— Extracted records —
______________________________

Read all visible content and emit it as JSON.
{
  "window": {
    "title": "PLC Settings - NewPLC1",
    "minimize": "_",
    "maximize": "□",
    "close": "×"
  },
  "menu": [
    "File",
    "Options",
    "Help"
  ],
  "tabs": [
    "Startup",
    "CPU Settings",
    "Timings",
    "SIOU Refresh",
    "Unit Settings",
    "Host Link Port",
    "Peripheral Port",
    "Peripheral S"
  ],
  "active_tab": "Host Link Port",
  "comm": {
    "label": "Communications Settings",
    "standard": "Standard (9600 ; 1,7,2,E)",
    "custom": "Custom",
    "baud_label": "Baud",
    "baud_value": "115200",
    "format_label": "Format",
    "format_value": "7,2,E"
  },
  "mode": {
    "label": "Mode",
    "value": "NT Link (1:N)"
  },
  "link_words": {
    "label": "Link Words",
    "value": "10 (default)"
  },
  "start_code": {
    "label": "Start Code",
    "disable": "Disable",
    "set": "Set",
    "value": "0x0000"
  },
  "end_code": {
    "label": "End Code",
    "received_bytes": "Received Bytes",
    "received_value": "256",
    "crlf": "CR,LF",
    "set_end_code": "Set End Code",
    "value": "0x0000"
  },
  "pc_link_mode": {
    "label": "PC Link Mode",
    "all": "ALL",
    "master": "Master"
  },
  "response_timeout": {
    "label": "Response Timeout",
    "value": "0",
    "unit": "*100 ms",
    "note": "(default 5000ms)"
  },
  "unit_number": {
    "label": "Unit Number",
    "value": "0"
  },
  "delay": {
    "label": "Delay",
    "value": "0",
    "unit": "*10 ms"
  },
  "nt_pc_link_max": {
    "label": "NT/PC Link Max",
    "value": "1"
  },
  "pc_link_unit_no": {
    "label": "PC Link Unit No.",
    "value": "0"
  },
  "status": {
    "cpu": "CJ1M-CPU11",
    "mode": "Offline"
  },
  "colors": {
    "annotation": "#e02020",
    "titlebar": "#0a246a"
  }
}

______________________________

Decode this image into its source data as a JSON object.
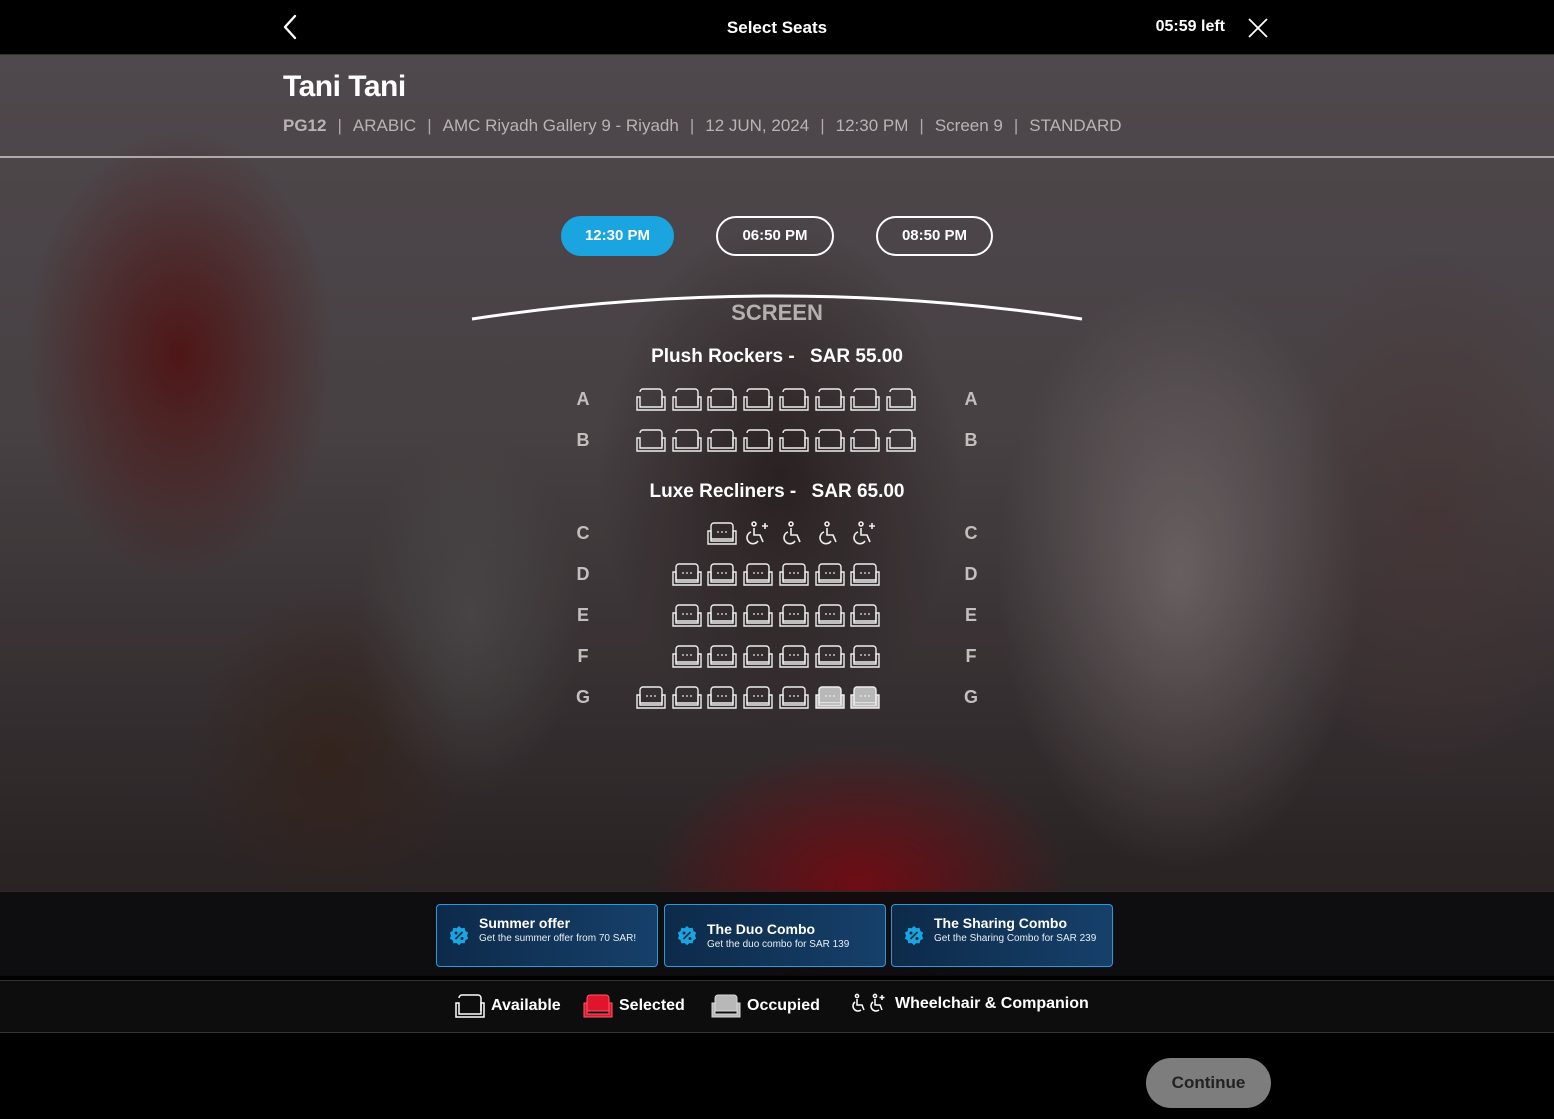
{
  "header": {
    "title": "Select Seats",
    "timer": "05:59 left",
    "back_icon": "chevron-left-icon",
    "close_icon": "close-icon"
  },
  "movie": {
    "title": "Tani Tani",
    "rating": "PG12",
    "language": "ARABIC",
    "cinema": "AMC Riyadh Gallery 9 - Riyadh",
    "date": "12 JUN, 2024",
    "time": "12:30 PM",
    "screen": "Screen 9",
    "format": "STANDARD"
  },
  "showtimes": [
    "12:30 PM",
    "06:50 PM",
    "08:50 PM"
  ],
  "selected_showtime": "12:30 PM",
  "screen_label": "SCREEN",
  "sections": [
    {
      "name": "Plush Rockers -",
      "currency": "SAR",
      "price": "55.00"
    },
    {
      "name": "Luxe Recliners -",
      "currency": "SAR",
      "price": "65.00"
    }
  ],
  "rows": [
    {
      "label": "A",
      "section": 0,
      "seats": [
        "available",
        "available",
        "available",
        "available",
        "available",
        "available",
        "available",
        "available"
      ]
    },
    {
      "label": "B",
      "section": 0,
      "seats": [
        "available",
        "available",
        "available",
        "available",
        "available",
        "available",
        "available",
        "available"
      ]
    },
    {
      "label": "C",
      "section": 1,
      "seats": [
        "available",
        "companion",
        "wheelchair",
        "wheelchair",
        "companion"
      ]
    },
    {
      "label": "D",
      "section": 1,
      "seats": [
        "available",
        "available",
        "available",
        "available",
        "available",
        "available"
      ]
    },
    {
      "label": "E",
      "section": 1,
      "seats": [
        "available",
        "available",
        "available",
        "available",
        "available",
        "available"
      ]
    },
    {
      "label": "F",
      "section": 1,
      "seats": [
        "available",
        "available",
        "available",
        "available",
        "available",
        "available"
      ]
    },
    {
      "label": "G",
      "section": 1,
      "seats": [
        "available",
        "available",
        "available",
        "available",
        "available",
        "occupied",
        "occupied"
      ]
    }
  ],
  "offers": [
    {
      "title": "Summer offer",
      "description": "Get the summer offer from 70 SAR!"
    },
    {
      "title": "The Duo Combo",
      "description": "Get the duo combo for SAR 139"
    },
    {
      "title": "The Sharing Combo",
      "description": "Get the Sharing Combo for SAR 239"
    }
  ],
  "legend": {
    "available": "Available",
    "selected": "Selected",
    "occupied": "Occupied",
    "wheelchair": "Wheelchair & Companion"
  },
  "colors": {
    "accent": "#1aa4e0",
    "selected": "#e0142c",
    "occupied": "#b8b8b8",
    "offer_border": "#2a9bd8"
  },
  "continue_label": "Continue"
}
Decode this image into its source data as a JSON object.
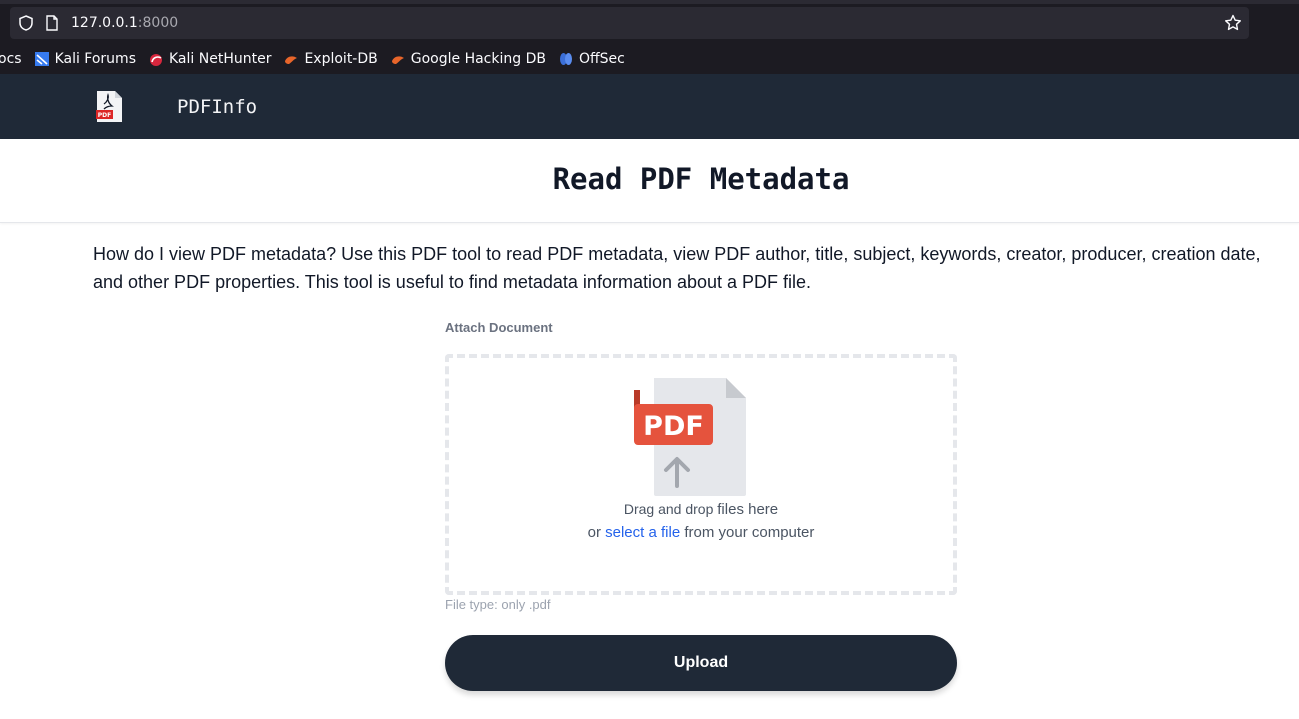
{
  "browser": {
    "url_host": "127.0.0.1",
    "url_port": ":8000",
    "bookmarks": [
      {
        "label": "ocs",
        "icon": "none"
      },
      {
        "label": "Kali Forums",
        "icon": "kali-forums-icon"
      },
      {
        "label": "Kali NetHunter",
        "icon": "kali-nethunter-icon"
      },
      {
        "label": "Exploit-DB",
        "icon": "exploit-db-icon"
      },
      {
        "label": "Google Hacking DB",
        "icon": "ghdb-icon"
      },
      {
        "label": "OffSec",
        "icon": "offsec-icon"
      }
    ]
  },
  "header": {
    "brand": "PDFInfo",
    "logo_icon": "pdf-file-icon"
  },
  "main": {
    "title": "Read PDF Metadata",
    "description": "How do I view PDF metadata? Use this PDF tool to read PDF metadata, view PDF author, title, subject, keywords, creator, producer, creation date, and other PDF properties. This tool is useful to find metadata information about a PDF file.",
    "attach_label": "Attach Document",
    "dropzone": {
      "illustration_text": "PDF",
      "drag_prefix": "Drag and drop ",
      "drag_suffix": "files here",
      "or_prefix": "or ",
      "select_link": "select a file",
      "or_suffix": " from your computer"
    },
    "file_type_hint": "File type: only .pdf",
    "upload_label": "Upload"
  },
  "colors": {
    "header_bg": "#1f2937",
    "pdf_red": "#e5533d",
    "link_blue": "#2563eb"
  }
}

______________________________

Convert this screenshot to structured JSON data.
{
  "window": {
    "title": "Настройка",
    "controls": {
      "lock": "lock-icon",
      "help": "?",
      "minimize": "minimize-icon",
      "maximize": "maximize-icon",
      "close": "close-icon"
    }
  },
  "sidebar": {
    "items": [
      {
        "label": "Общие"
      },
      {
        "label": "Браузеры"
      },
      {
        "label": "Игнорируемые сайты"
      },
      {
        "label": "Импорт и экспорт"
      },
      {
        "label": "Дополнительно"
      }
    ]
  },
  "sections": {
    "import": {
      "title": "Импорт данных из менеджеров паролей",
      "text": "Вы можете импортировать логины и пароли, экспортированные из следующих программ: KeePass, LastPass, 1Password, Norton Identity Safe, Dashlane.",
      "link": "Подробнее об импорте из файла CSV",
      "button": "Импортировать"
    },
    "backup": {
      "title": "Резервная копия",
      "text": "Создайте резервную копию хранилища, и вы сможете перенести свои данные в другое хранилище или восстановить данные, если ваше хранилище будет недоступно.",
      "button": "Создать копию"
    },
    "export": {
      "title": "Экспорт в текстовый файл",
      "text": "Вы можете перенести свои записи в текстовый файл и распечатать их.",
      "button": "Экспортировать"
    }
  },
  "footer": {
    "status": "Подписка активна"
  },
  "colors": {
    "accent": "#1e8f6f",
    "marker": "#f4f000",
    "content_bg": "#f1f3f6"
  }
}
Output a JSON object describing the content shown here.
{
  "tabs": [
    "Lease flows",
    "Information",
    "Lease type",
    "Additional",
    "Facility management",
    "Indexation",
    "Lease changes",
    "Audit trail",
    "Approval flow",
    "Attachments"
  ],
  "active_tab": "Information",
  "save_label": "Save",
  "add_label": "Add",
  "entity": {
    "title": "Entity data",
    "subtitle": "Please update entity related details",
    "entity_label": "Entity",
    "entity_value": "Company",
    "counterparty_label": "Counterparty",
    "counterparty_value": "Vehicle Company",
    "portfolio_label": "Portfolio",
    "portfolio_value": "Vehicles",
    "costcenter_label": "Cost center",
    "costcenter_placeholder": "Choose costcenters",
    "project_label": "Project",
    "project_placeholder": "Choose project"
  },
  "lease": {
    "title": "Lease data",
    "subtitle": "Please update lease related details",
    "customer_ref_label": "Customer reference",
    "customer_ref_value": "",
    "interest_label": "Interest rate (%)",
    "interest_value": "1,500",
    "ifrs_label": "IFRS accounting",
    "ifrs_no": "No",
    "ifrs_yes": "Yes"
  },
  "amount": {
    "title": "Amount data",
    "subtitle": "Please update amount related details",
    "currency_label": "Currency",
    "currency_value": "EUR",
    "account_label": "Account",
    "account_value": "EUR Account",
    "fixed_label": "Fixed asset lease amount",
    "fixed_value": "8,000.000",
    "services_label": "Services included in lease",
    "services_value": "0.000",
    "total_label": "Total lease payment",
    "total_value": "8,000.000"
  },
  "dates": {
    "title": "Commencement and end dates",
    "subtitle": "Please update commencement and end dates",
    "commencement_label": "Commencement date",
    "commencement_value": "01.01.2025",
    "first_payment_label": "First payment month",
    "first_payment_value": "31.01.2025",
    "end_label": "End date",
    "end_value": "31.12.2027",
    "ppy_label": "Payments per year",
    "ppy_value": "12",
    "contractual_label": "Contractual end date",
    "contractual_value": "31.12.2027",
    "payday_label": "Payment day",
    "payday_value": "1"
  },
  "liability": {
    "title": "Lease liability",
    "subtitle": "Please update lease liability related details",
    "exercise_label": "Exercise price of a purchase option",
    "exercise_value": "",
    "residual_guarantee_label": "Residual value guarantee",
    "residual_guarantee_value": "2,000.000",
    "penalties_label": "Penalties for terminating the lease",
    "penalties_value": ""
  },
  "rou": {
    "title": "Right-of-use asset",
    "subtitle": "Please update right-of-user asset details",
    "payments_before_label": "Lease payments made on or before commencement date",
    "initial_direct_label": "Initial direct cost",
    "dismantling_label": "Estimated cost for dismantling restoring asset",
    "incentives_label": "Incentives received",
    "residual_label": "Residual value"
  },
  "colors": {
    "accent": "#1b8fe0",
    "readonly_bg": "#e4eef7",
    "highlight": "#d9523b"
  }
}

______________________________

— Set problem —
State the count of lines above containing the string "Settings", and add nothing to it.

— Reply —
4